** START **

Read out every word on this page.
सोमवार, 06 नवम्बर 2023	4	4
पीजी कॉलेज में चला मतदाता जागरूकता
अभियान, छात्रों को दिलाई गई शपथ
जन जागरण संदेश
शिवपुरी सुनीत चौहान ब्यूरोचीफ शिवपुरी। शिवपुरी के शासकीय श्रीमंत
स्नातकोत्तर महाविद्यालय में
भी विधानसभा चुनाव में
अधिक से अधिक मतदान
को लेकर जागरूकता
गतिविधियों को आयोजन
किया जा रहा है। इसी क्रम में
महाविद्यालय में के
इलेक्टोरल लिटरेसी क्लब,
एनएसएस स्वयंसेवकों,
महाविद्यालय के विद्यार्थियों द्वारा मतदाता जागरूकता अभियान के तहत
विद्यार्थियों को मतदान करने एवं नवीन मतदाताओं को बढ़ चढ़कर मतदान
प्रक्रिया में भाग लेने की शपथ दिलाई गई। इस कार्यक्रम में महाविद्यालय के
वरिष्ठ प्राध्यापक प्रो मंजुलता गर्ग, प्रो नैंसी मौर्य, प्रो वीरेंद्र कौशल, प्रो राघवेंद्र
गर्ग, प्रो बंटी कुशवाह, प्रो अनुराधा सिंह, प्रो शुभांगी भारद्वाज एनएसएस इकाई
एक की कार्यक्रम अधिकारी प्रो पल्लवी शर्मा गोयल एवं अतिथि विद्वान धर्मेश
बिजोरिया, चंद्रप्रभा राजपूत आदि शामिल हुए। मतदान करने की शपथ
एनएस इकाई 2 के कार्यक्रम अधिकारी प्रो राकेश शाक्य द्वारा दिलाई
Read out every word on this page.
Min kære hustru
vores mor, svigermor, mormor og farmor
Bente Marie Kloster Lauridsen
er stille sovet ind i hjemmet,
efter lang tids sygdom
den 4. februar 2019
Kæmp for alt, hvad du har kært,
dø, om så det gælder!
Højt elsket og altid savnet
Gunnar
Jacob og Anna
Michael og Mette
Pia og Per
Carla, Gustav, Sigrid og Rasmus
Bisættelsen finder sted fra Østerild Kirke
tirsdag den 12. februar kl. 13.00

** END **

> What you are asked to do:
Repeat all the entries exactly as given.

> Exercise output:
Read out every word on this page.
सोमवार, 06 नवम्बर 2023	4	4
पीजी कॉलेज में चला मतदाता जागरूकता
अभियान, छात्रों को दिलाई गई शपथ
जन जागरण संदेश
शिवपुरी सुनीत चौहान ब्यूरोचीफ शिवपुरी। शिवपुरी के शासकीय श्रीमंत
स्नातकोत्तर महाविद्यालय में
भी विधानसभा चुनाव में
अधिक से अधिक मतदान
को लेकर जागरूकता
गतिविधियों को आयोजन
किया जा रहा है। इसी क्रम में
महाविद्यालय में के
इलेक्टोरल लिटरेसी क्लब,
एनएसएस स्वयंसेवकों,
महाविद्यालय के विद्यार्थियों द्वारा मतदाता जागरूकता अभियान के तहत
विद्यार्थियों को मतदान करने एवं नवीन मतदाताओं को बढ़ चढ़कर मतदान
प्रक्रिया में भाग लेने की शपथ दिलाई गई। इस कार्यक्रम में महाविद्यालय के
वरिष्ठ प्राध्यापक प्रो मंजुलता गर्ग, प्रो नैंसी मौर्य, प्रो वीरेंद्र कौशल, प्रो राघवेंद्र
गर्ग, प्रो बंटी कुशवाह, प्रो अनुराधा सिंह, प्रो शुभांगी भारद्वाज एनएसएस इकाई
एक की कार्यक्रम अधिकारी प्रो पल्लवी शर्मा गोयल एवं अतिथि विद्वान धर्मेश
बिजोरिया, चंद्रप्रभा राजपूत आदि शामिल हुए। मतदान करने की शपथ
एनएस इकाई 2 के कार्यक्रम अधिकारी प्रो राकेश शाक्य द्वारा दिलाई
Read out every word on this page.
Min kære hustru
vores mor, svigermor, mormor og farmor
Bente Marie Kloster Lauridsen
er stille sovet ind i hjemmet,
efter lang tids sygdom
den 4. februar 2019
Kæmp for alt, hvad du har kært,
dø, om så det gælder!
Højt elsket og altid savnet
Gunnar
Jacob og Anna
Michael og Mette
Pia og Per
Carla, Gustav, Sigrid og Rasmus
Bisættelsen finder sted fra Østerild Kirke
tirsdag den 12. februar kl. 13.00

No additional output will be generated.